Saved entries

* BEGIN *

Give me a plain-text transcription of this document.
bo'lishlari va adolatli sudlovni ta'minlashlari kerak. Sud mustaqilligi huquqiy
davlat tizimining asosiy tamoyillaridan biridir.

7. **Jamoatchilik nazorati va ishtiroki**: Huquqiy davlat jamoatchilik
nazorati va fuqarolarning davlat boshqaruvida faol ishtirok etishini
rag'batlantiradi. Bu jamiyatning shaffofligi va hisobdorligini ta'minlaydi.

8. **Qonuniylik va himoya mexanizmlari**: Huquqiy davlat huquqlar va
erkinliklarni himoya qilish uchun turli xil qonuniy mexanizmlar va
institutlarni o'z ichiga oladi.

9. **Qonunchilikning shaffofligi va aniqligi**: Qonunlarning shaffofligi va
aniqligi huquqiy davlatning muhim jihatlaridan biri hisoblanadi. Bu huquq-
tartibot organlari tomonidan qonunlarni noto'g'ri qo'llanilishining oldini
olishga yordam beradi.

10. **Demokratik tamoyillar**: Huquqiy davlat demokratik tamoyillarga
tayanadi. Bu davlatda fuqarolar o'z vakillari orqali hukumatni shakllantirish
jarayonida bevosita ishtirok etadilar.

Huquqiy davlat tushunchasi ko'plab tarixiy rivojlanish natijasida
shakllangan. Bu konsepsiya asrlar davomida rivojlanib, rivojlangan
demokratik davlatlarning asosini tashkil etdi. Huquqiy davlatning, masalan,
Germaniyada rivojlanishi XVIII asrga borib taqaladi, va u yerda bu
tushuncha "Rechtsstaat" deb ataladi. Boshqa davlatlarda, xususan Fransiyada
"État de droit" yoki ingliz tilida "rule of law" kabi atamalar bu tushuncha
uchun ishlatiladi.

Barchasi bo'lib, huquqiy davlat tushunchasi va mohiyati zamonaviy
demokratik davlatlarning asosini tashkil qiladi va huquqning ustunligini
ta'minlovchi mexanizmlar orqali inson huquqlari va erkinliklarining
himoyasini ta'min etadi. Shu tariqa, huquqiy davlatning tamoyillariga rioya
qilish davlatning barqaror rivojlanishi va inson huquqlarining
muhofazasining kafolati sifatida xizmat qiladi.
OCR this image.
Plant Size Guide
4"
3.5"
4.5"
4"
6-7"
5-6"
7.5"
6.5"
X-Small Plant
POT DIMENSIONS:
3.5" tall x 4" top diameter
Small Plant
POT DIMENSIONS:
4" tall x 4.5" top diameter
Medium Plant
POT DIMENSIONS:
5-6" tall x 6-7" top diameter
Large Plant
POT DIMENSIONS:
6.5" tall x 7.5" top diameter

* END *

Task goal:
Determine how many lines of the listing above include the word "qiladi", and report that number only.

Right answer:
2